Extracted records
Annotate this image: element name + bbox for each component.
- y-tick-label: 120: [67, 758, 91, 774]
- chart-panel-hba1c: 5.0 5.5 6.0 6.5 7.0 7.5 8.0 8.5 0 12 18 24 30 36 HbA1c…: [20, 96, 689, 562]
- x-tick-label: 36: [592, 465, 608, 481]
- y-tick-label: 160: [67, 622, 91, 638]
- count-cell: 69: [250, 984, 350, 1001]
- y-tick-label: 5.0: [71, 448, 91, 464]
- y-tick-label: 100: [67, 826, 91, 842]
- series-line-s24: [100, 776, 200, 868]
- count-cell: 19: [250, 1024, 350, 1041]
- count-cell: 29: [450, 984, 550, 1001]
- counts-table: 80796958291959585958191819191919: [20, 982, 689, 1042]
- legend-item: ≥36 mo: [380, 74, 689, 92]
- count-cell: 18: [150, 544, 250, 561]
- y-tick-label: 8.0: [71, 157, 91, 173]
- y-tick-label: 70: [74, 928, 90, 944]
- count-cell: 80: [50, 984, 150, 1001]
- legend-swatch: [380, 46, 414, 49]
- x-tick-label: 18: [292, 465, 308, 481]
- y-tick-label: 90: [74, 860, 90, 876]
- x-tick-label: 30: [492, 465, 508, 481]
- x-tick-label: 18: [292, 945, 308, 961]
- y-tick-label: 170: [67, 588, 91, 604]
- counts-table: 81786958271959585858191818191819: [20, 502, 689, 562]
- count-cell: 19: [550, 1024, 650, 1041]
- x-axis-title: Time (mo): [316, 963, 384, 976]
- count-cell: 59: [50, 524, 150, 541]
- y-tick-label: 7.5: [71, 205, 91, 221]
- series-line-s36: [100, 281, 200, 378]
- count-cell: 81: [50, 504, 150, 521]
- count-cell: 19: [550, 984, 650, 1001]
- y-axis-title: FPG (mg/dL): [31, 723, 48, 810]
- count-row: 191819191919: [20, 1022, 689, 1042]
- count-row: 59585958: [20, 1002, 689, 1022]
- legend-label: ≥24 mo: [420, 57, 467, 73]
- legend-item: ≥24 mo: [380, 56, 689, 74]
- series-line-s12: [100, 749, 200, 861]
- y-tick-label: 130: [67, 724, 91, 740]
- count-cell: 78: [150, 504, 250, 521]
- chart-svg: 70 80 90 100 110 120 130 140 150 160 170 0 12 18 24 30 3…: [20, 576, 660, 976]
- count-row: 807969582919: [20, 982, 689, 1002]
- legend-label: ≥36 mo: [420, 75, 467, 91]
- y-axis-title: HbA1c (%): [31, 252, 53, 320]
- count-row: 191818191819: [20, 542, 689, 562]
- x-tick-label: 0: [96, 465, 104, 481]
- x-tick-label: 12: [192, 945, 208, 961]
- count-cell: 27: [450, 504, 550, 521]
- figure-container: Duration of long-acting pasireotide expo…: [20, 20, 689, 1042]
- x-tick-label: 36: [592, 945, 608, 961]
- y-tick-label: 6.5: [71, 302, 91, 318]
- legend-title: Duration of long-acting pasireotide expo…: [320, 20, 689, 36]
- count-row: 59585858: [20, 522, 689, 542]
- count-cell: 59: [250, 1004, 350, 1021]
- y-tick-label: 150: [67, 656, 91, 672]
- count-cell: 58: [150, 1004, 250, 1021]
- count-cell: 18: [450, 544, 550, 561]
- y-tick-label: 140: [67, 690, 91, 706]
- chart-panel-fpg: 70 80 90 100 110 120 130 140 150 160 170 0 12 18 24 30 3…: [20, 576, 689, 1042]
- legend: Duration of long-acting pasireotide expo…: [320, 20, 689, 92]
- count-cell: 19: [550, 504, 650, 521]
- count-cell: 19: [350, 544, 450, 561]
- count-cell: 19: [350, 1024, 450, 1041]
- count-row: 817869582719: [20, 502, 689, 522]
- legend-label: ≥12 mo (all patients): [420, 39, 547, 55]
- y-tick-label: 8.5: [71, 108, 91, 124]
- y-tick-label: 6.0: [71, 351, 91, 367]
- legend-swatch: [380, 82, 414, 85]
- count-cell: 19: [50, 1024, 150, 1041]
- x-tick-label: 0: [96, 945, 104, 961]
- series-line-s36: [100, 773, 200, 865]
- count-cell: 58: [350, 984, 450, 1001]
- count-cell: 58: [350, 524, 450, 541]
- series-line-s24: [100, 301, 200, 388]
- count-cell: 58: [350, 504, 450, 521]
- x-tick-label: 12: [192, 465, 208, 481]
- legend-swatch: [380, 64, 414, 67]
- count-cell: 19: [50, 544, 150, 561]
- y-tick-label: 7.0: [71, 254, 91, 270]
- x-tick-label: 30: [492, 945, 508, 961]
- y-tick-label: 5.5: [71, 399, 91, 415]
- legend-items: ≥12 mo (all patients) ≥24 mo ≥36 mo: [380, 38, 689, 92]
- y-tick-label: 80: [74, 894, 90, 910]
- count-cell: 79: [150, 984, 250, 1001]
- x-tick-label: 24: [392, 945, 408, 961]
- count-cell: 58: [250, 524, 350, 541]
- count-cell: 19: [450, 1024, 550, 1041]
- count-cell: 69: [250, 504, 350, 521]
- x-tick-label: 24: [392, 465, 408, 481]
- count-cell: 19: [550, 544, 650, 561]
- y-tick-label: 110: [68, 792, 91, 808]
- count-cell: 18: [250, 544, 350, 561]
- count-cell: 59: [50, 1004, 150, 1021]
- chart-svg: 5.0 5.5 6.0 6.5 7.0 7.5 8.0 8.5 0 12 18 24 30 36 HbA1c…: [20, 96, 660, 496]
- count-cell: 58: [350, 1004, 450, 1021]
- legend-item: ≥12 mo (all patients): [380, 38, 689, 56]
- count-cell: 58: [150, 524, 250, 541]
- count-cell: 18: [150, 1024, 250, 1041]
* * *
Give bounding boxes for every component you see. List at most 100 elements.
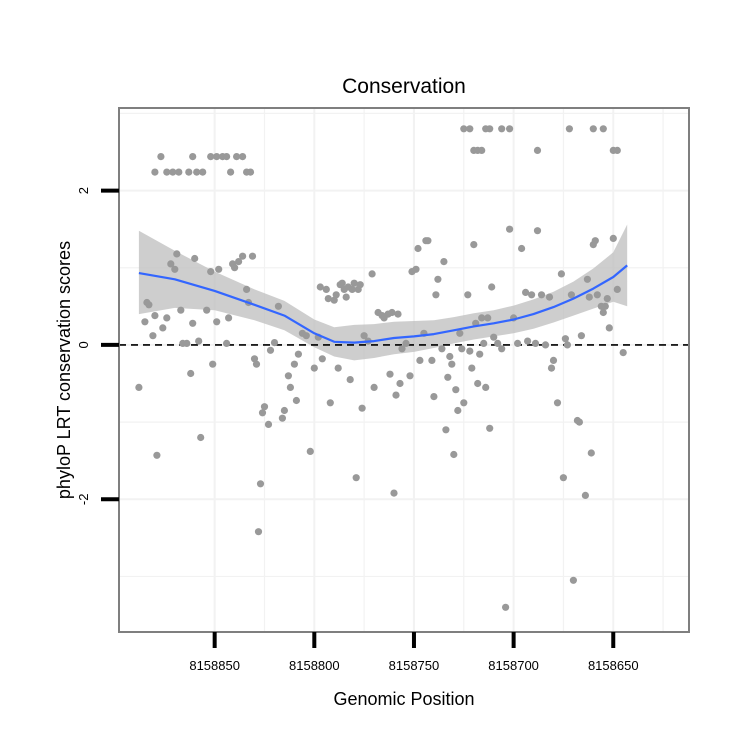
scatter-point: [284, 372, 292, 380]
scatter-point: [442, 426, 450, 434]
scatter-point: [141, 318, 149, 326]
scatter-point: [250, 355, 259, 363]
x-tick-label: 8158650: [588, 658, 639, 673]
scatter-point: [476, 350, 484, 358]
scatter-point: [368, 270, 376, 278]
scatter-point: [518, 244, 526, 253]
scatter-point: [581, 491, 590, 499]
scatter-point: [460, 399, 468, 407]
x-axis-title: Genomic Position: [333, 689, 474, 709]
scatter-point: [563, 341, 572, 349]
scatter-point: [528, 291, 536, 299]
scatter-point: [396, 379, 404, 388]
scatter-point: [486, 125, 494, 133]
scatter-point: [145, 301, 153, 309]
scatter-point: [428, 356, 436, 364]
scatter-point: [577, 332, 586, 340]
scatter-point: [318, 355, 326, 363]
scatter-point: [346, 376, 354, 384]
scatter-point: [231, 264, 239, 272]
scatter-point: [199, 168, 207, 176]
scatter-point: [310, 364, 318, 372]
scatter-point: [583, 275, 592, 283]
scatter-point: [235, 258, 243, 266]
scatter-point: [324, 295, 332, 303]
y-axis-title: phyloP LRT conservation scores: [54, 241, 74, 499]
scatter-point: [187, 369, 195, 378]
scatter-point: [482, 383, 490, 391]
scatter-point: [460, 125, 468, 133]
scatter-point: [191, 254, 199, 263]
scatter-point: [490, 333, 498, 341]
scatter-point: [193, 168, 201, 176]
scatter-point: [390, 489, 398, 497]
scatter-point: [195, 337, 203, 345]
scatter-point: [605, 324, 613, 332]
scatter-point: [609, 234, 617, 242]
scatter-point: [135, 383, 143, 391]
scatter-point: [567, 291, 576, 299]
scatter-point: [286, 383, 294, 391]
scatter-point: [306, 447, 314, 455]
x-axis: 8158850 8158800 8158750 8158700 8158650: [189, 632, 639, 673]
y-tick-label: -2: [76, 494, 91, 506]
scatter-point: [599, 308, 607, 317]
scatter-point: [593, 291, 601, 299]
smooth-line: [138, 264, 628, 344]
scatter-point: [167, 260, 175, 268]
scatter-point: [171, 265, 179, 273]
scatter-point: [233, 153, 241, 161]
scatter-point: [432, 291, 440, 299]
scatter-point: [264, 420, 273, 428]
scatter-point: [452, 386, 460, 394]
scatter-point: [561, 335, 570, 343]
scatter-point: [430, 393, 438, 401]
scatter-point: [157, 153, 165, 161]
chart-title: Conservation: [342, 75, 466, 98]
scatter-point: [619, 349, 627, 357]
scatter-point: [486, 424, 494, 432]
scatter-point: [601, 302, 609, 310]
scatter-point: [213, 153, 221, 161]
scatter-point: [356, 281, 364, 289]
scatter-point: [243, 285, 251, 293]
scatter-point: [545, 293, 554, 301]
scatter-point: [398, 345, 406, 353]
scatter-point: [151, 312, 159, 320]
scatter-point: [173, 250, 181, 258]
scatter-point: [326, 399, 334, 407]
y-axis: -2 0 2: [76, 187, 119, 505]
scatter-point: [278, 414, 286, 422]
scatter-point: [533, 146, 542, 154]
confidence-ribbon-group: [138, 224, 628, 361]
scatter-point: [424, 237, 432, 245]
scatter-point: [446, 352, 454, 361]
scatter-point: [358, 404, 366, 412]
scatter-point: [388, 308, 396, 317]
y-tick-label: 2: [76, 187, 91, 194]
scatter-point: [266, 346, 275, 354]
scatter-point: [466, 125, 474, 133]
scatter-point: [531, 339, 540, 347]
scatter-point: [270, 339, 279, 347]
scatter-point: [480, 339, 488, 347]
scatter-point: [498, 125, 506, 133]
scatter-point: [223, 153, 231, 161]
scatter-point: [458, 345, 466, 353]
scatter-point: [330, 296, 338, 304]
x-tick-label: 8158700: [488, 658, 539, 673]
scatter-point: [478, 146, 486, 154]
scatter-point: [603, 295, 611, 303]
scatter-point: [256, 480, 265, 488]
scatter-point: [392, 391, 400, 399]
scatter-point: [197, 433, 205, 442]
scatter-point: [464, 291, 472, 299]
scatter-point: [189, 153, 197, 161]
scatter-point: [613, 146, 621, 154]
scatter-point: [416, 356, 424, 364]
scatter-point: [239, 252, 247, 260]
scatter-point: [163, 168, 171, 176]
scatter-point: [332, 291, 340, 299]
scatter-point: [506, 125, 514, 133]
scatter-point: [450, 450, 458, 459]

#### TASK GOAL
Give the number of lines above that contain "expo", and nothing more.

#### REPLY TO THE TASK
3